## [THE REQUEST]
Return each line containing "dessus".
>> Begin DATA LISTING
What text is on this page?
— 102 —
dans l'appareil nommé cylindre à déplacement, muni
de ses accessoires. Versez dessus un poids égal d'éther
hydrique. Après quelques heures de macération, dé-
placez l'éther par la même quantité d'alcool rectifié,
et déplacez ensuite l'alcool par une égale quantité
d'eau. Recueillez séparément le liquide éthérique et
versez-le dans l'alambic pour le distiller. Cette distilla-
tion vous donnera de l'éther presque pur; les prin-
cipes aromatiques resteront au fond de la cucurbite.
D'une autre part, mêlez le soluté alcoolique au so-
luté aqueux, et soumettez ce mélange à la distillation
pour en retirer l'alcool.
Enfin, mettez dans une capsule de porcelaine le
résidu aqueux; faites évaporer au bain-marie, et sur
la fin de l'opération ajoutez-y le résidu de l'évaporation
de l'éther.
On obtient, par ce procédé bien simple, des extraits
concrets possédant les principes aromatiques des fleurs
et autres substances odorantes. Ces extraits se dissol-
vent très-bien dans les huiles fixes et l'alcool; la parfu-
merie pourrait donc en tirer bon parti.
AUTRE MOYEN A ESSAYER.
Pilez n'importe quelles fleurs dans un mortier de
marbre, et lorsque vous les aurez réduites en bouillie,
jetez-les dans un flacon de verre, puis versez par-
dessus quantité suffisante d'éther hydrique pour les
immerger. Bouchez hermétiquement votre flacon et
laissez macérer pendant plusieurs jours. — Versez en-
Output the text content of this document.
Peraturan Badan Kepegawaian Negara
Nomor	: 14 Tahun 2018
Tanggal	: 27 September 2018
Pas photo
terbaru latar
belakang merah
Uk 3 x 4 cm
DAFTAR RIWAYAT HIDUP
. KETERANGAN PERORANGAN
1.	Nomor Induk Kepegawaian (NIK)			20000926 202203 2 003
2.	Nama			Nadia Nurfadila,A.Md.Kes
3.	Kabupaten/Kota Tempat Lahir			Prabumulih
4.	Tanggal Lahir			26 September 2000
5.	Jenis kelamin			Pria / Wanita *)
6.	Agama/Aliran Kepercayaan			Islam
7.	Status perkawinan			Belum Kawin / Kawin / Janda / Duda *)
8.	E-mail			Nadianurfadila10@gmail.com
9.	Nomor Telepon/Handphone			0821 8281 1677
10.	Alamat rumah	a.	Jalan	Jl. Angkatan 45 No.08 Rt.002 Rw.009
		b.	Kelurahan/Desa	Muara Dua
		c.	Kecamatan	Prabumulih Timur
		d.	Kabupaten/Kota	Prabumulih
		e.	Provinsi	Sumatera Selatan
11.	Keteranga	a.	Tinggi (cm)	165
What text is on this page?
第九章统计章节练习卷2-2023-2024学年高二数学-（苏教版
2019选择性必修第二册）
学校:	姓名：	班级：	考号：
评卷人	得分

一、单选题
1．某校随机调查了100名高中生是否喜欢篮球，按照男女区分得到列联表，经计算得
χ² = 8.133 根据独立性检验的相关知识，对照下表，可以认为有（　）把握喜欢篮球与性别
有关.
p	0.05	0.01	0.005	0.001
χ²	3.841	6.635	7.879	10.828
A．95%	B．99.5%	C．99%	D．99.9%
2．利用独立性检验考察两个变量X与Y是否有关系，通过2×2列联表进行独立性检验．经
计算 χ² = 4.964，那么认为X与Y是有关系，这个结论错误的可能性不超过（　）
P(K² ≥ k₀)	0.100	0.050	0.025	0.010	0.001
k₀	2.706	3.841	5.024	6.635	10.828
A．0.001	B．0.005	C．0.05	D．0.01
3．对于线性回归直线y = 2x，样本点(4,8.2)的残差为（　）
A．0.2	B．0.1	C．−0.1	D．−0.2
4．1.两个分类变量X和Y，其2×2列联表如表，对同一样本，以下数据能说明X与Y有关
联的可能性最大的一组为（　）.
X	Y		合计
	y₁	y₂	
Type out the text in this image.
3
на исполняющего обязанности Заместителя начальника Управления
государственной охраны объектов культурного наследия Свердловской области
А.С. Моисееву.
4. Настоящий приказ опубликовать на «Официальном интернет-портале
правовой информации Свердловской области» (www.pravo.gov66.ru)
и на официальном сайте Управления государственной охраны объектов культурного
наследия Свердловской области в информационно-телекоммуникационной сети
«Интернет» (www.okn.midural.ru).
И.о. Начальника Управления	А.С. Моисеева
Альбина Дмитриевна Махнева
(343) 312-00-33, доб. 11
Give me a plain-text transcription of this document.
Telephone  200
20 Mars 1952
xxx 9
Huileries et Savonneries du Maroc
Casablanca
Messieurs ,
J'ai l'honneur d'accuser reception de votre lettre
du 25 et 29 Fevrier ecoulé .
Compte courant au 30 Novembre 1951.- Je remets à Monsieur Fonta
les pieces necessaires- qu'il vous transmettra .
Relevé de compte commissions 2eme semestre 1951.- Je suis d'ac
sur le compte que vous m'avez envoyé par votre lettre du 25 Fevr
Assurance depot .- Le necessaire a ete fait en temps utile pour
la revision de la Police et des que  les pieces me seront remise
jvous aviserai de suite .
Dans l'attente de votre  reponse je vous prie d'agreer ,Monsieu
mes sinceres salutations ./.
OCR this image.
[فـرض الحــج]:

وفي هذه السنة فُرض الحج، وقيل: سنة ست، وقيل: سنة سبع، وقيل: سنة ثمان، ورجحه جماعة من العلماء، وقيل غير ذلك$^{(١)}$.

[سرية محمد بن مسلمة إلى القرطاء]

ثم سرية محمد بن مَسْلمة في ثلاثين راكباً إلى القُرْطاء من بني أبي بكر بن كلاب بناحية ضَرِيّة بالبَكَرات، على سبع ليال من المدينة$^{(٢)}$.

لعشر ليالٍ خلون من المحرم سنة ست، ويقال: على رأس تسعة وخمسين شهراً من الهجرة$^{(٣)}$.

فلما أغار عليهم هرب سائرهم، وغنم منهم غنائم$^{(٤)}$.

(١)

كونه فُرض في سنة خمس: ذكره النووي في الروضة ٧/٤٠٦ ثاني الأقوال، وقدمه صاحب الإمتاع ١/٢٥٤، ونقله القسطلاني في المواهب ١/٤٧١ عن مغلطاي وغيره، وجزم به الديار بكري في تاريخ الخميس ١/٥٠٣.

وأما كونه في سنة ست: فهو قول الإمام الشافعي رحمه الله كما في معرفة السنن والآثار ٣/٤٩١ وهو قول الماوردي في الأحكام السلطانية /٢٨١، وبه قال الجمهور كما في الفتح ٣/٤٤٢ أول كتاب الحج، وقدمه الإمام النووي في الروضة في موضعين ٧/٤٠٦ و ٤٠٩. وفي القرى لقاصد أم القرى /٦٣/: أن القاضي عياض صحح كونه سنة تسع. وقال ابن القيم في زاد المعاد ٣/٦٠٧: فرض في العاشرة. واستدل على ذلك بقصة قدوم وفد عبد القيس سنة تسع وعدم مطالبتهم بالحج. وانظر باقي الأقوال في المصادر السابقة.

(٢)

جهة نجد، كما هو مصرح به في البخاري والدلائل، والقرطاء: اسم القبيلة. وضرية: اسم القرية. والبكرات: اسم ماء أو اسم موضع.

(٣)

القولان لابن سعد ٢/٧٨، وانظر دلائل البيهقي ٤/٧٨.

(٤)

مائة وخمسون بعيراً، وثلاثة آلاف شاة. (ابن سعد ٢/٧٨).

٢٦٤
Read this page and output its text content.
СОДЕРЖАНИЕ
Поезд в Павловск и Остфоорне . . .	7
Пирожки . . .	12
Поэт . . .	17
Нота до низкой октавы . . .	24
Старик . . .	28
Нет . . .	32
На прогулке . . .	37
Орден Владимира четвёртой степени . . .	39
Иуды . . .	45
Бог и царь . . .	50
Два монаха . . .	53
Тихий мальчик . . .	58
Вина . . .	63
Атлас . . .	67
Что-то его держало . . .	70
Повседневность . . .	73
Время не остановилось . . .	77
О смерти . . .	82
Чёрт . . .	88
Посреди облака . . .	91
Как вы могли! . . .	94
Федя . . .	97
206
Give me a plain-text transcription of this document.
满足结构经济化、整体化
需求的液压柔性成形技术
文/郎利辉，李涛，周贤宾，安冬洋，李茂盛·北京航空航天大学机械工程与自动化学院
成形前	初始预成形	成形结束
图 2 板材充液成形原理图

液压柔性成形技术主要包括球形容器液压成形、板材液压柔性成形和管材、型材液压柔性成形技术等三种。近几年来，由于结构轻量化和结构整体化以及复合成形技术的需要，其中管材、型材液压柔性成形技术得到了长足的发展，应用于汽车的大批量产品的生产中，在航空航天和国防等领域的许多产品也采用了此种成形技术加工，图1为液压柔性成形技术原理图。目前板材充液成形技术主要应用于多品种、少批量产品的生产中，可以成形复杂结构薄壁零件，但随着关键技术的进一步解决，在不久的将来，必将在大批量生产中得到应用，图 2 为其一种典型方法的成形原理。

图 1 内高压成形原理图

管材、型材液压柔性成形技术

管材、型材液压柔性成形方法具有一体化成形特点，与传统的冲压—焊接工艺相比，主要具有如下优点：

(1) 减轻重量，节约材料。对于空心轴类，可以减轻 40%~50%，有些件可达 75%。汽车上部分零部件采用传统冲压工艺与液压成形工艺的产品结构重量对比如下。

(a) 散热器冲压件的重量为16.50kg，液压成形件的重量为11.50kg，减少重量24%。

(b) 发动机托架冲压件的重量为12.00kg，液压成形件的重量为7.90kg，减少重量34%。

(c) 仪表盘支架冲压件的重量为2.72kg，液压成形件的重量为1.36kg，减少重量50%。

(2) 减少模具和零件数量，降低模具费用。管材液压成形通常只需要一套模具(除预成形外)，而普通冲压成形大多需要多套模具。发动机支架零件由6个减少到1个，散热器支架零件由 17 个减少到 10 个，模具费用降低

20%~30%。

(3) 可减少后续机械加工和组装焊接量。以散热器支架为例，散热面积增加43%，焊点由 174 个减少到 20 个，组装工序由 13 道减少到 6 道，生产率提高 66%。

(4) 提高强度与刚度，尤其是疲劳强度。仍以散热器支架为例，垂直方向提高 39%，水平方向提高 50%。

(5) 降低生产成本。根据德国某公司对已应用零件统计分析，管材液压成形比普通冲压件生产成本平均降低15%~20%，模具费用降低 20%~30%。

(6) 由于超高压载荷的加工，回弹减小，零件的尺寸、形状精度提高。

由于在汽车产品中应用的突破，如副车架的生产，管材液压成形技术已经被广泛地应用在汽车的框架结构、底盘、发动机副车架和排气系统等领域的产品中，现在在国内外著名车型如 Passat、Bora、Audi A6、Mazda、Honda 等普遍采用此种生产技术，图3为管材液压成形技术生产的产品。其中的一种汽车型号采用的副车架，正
>> End DATA LISTING
## [WRITTEN REPLY]
de ses accessoires. Versez dessus un poids égal d'éther
dessus quantité suffisante d'éther hydrique pour les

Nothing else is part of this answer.